— START OF DATA SECTION —

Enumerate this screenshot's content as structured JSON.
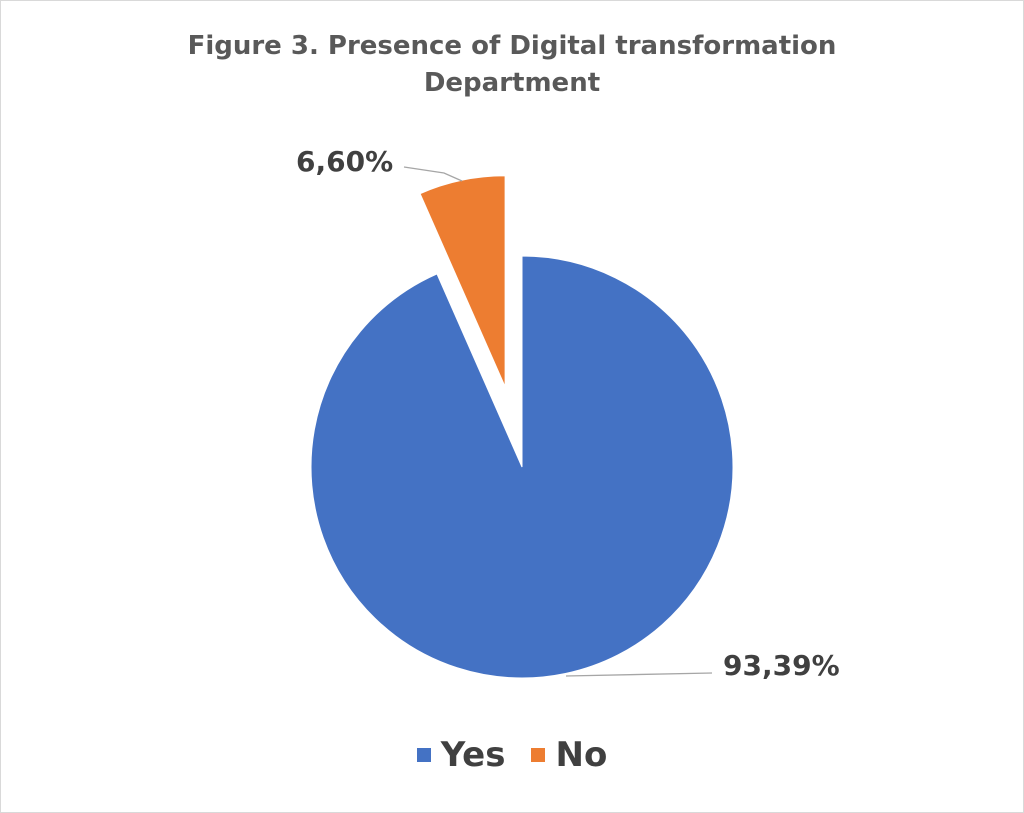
{
  "chart_data": {
    "type": "pie",
    "title_lines": [
      "Figure 3. Presence of Digital transformation",
      "Department"
    ],
    "categories": [
      "Yes",
      "No"
    ],
    "values": [
      93.39,
      6.6
    ],
    "data_labels": [
      "93,39%",
      "6,60%"
    ],
    "colors": [
      "#4472C4",
      "#ED7D31"
    ],
    "exploded": [
      false,
      true
    ],
    "legend_position": "bottom"
  }
}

— END OF DATA SECTION —

### EXERCISE GOAL
Write the lines above out again exactly, without any of their pictures.

### IN RESPONSE
Enumerate this screenshot's content as structured JSON.
{
  "chart_data": {
    "type": "pie",
    "title_lines": [
      "Figure 3. Presence of Digital transformation",
      "Department"
    ],
    "categories": [
      "Yes",
      "No"
    ],
    "values": [
      93.39,
      6.6
    ],
    "data_labels": [
      "93,39%",
      "6,60%"
    ],
    "colors": [
      "#4472C4",
      "#ED7D31"
    ],
    "exploded": [
      false,
      true
    ],
    "legend_position": "bottom"
  }
}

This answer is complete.